- **Task objective**:
Pick out all lines with the word "peut" from the records that follow.

- **Material for this exercise**:

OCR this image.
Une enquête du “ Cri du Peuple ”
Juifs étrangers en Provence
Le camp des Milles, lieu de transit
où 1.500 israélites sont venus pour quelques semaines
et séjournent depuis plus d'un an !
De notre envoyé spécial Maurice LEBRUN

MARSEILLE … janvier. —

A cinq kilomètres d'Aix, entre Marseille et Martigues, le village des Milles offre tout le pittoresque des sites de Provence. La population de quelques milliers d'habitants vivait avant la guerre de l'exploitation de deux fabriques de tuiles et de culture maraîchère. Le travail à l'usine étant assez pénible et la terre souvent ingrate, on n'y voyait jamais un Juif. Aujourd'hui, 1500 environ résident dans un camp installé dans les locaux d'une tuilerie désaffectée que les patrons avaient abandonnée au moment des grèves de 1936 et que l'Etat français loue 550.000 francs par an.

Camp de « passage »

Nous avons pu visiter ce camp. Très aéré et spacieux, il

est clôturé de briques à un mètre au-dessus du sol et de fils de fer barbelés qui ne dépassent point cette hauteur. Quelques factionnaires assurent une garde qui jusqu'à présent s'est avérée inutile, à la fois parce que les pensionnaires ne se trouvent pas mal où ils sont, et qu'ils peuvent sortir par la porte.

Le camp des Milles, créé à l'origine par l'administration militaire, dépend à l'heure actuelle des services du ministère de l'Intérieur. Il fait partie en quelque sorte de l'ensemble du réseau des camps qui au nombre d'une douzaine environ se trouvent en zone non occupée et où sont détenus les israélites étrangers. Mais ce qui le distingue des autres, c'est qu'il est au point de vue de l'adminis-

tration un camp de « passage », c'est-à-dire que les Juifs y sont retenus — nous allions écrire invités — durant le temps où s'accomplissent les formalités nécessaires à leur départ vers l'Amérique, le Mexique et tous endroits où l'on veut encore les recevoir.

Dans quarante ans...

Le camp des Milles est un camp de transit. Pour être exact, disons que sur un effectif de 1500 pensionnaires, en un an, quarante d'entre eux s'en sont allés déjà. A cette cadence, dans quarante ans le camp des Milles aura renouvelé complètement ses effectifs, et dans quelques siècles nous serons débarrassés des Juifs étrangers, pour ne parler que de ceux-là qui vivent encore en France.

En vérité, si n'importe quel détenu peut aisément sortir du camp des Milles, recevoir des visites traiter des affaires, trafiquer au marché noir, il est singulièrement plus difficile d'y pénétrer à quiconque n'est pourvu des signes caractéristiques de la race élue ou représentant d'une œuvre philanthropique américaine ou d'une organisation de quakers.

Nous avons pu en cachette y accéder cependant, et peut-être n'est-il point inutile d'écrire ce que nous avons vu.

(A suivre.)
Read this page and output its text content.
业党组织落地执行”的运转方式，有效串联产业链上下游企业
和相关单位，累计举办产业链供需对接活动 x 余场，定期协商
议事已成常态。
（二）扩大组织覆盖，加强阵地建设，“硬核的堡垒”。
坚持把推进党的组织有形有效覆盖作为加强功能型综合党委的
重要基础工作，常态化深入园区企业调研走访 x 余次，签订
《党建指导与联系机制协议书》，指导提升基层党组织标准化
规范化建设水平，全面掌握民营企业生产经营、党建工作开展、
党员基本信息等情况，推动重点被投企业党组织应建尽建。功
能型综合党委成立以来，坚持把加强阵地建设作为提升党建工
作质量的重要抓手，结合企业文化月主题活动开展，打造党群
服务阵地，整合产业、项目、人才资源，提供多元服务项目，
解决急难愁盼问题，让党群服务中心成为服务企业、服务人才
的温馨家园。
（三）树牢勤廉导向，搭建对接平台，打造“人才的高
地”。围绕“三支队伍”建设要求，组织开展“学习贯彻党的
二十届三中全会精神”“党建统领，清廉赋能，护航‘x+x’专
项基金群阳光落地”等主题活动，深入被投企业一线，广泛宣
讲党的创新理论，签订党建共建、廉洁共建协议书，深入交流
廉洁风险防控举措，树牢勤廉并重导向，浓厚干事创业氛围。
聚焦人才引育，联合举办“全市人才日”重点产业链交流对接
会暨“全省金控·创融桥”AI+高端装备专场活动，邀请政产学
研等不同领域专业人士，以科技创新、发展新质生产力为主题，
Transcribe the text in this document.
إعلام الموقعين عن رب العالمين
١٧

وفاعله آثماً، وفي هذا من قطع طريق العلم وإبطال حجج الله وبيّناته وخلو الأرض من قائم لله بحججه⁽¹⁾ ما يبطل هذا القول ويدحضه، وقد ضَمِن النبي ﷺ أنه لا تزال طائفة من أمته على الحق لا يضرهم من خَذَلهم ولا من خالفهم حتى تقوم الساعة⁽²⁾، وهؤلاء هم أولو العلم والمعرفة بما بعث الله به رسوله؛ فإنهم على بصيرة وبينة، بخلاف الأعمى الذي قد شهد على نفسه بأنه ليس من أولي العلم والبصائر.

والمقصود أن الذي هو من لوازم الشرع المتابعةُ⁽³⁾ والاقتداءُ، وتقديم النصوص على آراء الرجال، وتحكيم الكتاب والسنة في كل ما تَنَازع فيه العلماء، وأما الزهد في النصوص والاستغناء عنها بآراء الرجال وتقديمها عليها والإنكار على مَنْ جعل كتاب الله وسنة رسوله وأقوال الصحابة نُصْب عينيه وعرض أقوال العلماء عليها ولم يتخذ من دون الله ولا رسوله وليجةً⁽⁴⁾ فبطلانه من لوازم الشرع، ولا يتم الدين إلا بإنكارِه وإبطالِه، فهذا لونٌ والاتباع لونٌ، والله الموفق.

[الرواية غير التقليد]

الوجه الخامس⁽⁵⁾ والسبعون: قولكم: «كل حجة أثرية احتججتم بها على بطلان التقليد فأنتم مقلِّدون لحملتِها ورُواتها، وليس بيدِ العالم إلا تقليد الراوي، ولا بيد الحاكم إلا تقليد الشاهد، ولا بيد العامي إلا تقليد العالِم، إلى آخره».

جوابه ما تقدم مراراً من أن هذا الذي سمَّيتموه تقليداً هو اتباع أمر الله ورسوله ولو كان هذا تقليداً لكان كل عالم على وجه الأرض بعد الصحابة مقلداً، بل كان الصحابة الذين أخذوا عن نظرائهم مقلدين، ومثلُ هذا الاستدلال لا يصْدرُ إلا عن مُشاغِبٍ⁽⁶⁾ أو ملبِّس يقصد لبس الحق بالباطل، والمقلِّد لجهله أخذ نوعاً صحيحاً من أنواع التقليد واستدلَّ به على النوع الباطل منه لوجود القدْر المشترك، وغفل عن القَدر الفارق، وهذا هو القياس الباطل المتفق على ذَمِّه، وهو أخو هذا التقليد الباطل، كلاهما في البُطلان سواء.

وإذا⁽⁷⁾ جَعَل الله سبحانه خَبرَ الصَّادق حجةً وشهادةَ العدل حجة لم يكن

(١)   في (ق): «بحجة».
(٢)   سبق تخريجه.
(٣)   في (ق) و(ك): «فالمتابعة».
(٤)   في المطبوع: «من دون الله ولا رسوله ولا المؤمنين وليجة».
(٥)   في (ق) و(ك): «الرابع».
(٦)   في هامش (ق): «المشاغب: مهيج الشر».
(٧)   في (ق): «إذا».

- **Exercise answer**:
En vérité, si n'importe quel détenu peut aisément sortir du camp des Milles, recevoir des visites traiter des affaires, trafiquer au marché noir, il est singulièrement plus difficile d'y pénétrer à quiconque n'est pourvu des signes caractéristiques de la race élue ou représentant d'une œuvre philanthropique américaine ou d'une organisation de quakers.
Nous avons pu en cachette y accéder cependant, et peut-être n'est-il point inutile d'écrire ce que nous avons vu.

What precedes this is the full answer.